[Records from a collection]
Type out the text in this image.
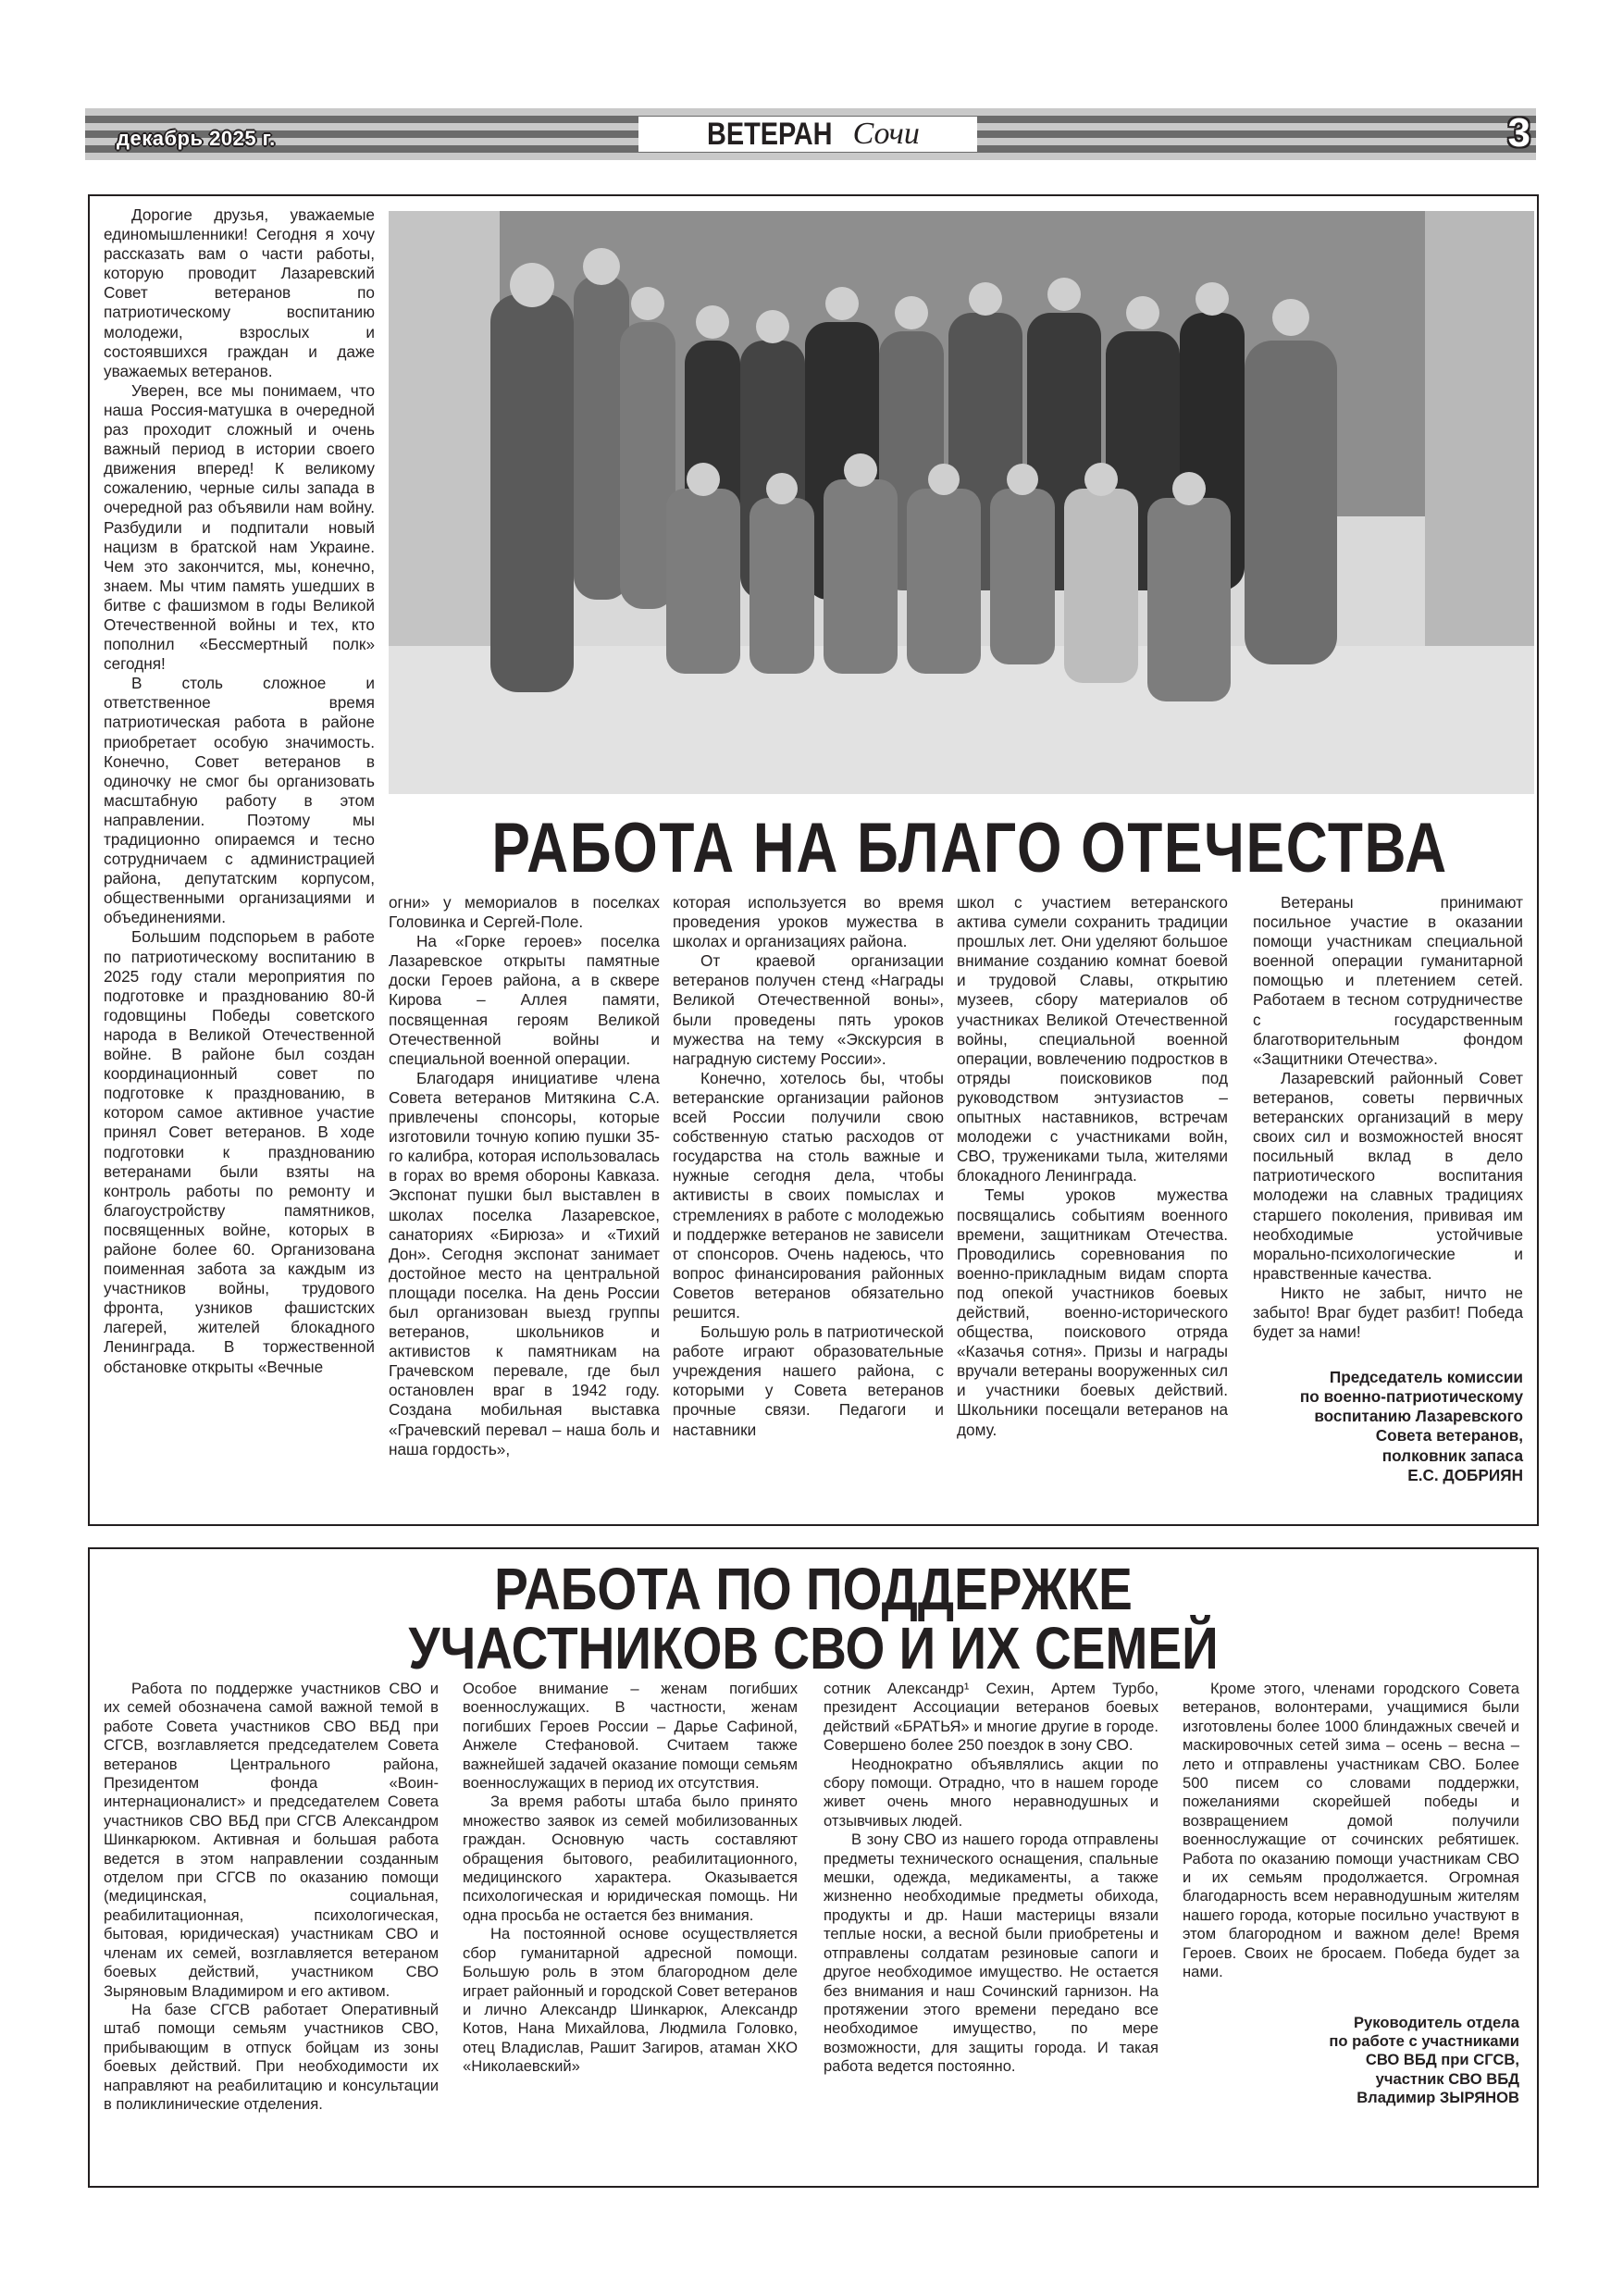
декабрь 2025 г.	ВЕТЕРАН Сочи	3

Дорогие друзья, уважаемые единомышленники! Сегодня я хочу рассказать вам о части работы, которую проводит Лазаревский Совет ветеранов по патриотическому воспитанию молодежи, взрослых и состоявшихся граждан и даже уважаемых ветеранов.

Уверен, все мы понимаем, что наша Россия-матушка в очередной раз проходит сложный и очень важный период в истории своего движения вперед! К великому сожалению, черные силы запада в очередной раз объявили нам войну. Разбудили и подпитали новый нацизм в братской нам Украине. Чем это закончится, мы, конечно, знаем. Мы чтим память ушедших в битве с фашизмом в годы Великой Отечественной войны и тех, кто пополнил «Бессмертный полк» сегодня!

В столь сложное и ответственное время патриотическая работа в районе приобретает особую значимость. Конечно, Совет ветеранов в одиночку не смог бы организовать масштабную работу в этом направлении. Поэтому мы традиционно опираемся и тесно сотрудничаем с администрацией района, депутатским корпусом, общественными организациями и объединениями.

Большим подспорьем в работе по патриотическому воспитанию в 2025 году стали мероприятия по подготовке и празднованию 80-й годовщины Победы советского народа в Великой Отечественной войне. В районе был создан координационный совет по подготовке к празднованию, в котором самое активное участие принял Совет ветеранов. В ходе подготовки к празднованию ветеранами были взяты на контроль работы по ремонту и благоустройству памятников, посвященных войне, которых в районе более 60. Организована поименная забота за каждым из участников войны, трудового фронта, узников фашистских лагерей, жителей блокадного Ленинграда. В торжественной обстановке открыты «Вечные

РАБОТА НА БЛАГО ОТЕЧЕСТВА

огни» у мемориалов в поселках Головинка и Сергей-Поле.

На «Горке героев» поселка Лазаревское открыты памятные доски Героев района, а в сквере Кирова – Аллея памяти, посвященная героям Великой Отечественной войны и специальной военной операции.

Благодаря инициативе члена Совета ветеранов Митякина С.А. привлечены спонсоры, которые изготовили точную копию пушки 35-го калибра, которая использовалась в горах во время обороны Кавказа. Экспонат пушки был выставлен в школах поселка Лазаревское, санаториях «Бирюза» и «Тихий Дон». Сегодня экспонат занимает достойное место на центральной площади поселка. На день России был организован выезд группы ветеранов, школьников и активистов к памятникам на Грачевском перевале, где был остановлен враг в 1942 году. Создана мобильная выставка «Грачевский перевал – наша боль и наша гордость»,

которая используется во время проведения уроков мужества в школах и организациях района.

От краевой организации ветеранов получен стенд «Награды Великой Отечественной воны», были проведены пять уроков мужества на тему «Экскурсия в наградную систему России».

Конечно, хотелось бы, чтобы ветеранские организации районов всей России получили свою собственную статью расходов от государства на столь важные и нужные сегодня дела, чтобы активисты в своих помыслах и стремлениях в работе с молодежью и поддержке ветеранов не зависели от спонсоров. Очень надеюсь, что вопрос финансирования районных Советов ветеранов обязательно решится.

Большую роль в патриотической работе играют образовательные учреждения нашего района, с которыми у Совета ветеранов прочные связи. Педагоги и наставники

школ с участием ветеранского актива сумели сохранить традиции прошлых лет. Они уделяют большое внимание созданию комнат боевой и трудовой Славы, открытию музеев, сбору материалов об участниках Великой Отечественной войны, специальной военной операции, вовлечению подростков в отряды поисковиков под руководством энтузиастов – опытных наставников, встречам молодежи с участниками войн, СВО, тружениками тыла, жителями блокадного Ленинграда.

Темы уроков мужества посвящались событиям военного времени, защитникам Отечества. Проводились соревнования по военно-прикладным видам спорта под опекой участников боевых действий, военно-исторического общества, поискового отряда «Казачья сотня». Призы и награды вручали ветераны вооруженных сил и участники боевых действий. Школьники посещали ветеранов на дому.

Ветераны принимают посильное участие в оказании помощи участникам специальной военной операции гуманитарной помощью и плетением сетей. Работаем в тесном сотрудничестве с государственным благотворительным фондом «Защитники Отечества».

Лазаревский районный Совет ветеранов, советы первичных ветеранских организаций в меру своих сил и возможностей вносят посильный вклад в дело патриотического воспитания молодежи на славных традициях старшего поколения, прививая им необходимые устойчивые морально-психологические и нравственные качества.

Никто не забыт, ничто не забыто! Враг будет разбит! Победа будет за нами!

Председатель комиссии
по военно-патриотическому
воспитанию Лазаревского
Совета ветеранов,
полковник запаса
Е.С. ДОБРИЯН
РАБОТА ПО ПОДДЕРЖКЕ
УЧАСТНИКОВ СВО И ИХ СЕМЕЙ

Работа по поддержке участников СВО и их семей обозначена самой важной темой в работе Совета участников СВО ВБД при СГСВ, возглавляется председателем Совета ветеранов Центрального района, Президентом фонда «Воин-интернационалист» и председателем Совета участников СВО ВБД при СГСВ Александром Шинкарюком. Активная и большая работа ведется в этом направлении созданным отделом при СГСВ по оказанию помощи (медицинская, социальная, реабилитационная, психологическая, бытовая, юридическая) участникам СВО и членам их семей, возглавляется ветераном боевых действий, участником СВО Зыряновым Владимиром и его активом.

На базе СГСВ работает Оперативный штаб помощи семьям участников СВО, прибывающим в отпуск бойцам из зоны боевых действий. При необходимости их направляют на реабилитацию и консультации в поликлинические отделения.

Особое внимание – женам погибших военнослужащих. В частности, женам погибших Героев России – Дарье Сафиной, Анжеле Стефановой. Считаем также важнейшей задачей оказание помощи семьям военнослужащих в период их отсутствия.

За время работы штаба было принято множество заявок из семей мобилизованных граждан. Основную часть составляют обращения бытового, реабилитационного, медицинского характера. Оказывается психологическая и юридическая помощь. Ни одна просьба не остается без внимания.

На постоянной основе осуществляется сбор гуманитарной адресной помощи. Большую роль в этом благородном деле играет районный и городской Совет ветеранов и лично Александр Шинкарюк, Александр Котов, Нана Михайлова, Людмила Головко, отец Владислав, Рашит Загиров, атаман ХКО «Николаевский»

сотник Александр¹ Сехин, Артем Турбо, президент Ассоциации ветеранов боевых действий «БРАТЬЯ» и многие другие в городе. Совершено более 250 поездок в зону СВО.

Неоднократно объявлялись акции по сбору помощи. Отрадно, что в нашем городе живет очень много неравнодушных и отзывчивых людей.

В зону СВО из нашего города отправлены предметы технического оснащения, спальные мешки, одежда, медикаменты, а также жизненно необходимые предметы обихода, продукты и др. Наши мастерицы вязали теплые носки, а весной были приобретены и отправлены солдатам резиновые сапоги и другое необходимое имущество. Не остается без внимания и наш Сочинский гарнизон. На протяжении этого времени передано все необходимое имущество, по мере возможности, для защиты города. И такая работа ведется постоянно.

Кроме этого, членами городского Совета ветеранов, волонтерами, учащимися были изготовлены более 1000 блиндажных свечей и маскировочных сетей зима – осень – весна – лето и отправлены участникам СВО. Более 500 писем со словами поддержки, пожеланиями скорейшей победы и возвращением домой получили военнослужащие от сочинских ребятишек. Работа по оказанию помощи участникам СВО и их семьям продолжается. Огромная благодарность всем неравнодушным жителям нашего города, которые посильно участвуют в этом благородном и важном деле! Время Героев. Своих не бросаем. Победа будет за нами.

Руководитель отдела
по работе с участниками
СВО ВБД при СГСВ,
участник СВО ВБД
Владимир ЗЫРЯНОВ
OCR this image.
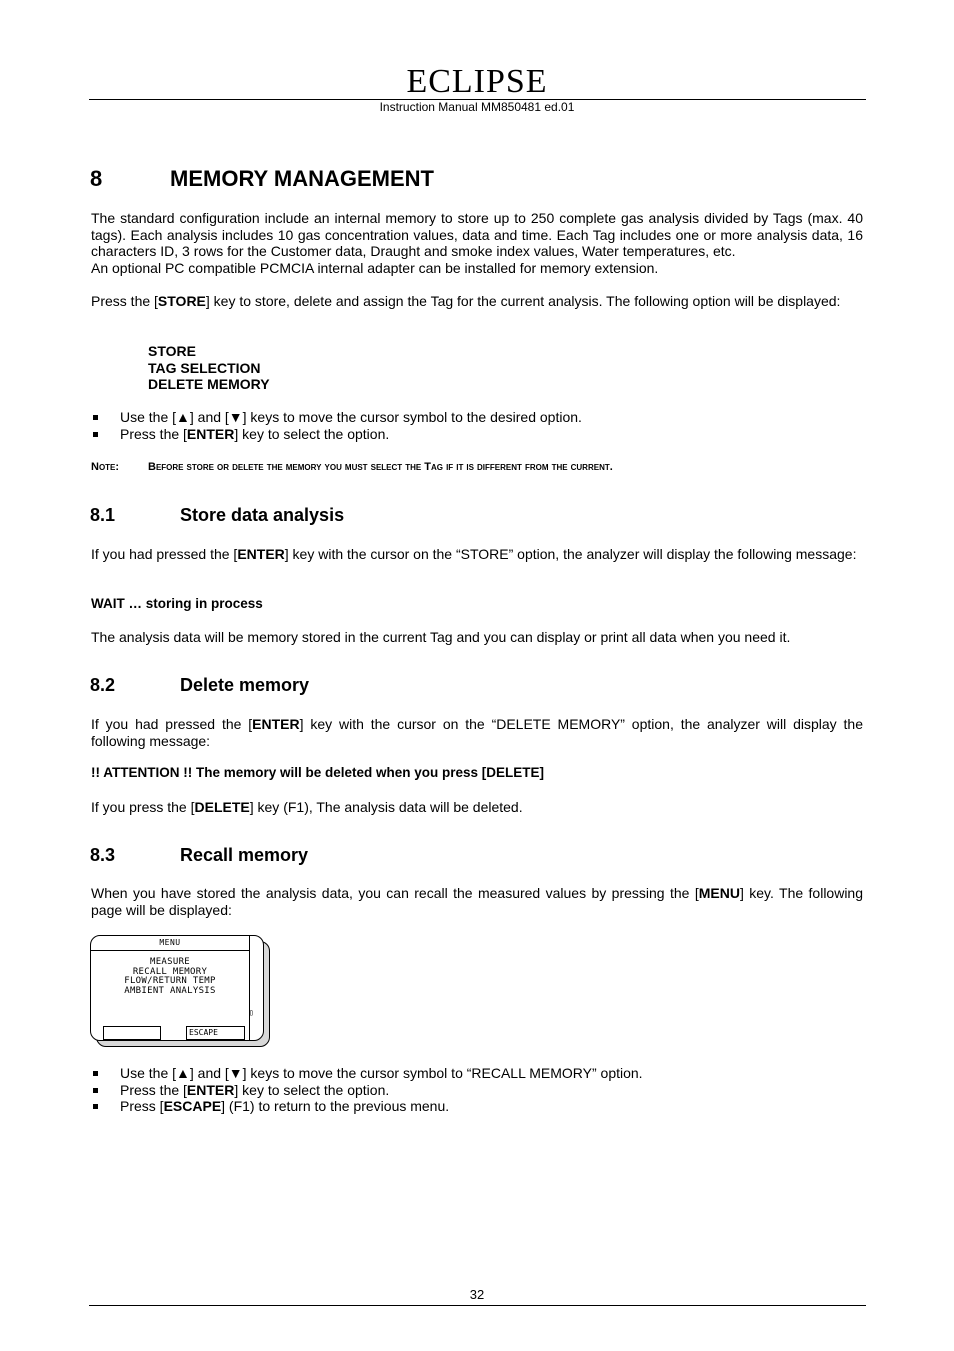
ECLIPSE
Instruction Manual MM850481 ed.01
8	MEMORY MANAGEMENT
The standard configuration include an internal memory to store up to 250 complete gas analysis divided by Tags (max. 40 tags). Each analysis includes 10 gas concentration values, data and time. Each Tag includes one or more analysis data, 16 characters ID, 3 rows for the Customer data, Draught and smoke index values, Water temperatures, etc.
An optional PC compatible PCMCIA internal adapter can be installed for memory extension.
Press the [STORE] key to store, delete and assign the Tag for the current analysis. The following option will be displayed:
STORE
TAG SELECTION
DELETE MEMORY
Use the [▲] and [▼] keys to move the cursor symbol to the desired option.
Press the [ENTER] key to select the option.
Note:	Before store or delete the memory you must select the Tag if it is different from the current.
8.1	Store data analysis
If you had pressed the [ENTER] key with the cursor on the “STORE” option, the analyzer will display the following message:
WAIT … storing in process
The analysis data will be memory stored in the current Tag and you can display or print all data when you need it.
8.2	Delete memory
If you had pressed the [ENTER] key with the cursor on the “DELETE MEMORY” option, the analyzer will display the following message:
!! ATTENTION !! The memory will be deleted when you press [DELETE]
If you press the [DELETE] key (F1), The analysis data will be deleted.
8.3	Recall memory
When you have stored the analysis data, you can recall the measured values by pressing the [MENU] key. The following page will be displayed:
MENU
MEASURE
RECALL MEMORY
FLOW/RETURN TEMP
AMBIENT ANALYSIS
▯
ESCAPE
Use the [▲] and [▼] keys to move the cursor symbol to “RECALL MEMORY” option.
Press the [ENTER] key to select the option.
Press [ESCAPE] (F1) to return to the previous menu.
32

** THE TASK **
Looking at the data above, show all lines where the word "analyzer" occurs.

** ANSWER TO THE EXERCISE **
If you had pressed the [ENTER] key with the cursor on the “STORE” option, the analyzer will display the following message:
If you had pressed the [ENTER] key with the cursor on the “DELETE MEMORY” option, the analyzer will display the following message:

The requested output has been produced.